(Source data)

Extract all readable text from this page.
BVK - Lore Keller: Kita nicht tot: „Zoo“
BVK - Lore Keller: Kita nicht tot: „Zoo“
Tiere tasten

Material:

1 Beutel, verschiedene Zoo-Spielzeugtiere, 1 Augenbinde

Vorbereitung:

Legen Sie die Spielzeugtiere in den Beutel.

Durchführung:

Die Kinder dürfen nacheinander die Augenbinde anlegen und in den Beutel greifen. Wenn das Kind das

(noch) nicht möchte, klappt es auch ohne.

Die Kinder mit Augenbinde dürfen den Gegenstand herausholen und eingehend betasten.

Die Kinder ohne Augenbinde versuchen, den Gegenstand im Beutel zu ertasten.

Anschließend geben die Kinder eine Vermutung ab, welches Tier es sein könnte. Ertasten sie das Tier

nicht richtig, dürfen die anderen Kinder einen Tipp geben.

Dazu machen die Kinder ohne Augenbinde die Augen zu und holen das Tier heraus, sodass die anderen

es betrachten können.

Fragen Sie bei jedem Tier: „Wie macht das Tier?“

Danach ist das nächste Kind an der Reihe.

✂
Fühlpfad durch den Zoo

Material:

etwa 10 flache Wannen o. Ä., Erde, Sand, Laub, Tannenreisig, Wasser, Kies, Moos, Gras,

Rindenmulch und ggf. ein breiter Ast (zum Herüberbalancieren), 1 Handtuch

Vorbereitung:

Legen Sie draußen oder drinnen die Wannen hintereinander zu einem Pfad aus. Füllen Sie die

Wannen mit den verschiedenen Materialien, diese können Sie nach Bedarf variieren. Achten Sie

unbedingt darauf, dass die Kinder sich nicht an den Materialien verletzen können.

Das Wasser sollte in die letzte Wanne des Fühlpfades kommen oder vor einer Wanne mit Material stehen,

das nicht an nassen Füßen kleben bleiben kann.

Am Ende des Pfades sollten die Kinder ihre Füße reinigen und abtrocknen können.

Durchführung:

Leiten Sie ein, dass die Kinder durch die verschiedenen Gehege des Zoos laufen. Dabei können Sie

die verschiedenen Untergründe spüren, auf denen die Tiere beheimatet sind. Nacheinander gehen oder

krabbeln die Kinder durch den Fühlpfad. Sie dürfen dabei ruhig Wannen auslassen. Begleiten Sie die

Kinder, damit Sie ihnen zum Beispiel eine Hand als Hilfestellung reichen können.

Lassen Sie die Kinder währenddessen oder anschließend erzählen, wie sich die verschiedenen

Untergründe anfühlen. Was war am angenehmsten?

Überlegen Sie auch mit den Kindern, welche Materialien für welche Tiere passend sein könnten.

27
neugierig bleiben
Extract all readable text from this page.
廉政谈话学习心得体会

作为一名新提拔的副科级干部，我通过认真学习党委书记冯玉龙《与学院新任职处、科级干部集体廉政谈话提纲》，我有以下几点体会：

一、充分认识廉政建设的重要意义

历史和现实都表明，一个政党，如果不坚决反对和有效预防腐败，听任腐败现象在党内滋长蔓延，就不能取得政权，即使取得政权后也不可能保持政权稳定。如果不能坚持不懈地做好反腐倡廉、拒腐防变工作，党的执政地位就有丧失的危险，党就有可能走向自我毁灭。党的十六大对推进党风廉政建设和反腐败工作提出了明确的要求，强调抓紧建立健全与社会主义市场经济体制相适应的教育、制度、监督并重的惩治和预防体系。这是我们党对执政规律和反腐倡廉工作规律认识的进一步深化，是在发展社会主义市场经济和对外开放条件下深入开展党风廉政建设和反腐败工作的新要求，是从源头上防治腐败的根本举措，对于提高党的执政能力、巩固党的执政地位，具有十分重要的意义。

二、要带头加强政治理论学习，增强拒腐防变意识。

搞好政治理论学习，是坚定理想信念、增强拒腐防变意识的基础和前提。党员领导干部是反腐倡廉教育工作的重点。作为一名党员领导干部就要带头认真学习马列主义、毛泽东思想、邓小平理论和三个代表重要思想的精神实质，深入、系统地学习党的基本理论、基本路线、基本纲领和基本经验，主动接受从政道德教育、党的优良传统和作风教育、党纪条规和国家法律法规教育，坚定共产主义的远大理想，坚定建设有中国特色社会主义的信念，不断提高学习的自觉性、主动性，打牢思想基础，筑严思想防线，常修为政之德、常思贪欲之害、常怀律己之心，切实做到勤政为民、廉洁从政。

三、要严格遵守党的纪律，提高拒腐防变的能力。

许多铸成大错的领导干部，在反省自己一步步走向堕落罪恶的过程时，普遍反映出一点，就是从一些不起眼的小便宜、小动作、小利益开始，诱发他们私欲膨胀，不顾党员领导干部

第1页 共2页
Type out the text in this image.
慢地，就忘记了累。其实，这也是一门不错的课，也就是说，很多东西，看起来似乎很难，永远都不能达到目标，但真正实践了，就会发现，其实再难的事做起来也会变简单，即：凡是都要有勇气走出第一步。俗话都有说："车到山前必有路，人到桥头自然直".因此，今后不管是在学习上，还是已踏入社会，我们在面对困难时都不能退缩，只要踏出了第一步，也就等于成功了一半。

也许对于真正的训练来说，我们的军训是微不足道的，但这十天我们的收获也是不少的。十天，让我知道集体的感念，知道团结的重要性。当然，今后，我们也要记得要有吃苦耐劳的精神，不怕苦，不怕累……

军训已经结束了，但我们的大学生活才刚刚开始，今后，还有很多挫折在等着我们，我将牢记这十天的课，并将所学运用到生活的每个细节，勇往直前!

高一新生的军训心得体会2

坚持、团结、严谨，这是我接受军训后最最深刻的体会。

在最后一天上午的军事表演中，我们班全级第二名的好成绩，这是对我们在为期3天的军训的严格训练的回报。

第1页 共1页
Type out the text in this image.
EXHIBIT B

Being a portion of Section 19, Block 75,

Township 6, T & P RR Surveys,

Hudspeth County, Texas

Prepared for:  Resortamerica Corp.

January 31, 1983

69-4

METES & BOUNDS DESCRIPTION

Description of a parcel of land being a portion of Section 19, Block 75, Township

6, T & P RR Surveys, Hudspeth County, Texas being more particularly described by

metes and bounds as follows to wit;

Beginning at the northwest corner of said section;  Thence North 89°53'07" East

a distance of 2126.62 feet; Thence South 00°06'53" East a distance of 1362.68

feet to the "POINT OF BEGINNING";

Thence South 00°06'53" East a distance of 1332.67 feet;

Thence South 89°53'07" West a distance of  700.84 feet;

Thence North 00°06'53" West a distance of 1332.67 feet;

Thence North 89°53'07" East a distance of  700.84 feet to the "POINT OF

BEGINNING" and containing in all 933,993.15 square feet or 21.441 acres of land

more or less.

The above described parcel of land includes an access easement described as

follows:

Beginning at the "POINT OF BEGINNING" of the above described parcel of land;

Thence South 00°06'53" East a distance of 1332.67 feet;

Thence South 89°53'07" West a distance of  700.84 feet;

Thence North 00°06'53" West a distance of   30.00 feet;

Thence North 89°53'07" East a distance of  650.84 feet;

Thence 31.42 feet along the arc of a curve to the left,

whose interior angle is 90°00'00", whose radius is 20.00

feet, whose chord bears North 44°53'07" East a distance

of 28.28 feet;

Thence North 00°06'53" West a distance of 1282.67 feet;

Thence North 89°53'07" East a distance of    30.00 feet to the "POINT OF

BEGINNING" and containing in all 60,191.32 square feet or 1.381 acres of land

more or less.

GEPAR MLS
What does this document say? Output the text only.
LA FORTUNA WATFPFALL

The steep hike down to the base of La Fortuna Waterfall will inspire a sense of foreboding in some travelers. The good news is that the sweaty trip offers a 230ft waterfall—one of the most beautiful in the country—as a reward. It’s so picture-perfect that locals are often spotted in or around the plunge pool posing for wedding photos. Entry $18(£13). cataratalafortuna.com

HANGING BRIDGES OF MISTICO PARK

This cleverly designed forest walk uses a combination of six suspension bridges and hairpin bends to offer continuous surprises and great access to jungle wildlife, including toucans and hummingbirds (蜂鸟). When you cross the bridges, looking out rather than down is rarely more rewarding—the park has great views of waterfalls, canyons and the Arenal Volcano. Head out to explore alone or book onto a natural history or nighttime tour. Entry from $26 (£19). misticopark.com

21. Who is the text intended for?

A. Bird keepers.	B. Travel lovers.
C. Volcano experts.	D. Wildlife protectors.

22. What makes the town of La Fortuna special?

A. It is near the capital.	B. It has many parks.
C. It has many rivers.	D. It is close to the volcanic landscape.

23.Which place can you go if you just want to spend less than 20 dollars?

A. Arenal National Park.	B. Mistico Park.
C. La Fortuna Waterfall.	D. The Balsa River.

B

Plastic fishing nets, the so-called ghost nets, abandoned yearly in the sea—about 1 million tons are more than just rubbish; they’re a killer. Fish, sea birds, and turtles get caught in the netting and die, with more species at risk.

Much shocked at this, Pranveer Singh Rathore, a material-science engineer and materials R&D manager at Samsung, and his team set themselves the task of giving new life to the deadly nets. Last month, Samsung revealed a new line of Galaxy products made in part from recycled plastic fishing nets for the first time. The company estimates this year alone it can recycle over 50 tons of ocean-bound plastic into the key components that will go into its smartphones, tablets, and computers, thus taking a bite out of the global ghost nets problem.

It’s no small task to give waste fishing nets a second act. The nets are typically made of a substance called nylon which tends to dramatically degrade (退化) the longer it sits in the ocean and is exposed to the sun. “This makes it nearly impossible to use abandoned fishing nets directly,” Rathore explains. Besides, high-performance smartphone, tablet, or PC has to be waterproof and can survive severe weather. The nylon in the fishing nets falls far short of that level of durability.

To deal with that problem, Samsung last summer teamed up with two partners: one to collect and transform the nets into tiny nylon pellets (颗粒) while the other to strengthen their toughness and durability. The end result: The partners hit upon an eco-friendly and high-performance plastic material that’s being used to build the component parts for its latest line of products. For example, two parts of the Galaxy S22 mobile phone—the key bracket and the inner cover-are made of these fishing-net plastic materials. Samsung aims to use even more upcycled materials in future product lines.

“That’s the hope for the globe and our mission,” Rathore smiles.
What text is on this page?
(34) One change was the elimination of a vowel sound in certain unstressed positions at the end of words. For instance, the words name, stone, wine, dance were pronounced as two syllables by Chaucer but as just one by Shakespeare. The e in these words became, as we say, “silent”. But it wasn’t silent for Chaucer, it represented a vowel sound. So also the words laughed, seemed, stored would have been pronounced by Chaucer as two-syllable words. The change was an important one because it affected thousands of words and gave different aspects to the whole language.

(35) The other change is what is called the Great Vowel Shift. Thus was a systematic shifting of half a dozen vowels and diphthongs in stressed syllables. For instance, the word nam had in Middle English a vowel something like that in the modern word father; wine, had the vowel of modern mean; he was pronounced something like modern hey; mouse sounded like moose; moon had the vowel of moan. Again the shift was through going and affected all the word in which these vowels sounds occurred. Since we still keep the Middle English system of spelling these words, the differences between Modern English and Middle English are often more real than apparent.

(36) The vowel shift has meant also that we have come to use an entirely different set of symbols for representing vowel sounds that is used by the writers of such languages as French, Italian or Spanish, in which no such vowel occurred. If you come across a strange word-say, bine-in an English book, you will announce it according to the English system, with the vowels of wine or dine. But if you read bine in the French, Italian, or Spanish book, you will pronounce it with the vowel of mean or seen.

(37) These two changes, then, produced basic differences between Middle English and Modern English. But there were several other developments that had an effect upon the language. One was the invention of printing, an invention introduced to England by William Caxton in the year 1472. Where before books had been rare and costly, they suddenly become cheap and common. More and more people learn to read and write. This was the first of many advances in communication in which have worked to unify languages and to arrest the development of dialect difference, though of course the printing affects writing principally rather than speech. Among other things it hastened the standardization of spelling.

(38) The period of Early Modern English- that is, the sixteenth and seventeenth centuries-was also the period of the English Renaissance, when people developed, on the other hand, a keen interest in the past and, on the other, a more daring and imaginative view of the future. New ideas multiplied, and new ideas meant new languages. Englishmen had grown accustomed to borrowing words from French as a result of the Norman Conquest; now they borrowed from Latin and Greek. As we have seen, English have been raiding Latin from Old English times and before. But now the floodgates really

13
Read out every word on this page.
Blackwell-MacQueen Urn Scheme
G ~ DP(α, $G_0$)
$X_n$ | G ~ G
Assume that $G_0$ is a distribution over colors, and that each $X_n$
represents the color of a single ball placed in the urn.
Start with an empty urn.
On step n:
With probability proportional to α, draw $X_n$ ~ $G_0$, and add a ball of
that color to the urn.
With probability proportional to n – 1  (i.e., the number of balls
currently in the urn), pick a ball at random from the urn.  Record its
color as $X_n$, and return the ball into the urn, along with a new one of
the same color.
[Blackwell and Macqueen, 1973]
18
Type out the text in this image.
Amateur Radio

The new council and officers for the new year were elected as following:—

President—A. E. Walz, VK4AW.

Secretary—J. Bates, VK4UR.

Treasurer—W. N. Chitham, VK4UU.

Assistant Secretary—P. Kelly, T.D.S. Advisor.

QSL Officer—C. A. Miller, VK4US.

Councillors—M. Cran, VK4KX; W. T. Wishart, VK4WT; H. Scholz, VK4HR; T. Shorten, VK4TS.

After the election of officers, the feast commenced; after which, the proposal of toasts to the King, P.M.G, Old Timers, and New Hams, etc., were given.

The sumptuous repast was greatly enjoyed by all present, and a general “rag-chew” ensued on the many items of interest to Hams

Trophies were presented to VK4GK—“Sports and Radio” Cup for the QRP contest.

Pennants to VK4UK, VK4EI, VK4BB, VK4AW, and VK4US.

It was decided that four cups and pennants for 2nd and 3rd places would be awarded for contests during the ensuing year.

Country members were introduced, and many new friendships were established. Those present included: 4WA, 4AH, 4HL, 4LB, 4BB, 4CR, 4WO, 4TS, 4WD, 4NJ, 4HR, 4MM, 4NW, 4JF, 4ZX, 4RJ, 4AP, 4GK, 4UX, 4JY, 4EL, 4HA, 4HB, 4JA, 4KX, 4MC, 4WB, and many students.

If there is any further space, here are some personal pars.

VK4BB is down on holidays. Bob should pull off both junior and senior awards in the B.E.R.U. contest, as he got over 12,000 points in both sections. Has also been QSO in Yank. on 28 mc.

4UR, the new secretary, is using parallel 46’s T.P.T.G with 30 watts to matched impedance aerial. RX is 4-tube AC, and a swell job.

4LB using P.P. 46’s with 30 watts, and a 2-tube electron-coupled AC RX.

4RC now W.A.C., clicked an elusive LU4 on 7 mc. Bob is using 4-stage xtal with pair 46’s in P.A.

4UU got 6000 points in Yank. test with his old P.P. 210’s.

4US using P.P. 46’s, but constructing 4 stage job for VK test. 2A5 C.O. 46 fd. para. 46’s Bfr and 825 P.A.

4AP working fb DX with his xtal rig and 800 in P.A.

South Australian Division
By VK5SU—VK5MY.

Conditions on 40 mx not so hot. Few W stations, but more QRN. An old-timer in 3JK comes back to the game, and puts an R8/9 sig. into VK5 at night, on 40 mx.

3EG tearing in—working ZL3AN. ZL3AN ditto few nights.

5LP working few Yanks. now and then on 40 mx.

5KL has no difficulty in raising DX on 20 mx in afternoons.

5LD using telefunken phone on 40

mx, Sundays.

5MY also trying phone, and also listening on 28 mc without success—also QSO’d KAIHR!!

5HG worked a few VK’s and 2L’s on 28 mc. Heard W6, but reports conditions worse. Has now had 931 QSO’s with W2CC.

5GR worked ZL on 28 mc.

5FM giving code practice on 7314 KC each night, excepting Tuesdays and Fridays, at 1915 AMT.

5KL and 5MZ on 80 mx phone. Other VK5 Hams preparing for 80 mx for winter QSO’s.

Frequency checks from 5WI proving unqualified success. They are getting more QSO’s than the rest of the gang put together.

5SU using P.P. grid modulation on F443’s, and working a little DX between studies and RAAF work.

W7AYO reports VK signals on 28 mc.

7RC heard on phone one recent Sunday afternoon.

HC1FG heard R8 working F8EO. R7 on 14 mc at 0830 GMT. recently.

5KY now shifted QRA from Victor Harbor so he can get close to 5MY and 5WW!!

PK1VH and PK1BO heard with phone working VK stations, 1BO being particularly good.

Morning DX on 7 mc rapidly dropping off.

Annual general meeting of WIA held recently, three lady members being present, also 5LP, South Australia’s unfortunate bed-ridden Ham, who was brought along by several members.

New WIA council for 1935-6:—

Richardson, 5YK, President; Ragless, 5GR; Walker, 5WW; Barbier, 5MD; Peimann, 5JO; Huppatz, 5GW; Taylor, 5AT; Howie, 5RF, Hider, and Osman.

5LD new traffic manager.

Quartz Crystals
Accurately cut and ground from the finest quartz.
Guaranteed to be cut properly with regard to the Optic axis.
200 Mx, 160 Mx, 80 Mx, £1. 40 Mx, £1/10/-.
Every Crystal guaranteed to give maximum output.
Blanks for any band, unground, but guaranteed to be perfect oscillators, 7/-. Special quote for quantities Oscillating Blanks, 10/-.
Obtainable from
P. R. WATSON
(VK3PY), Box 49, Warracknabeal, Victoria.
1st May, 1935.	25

_AIM_
Figure out how many lines above include the string "acres", then report that number and nothing else.

_THE RESULT_
2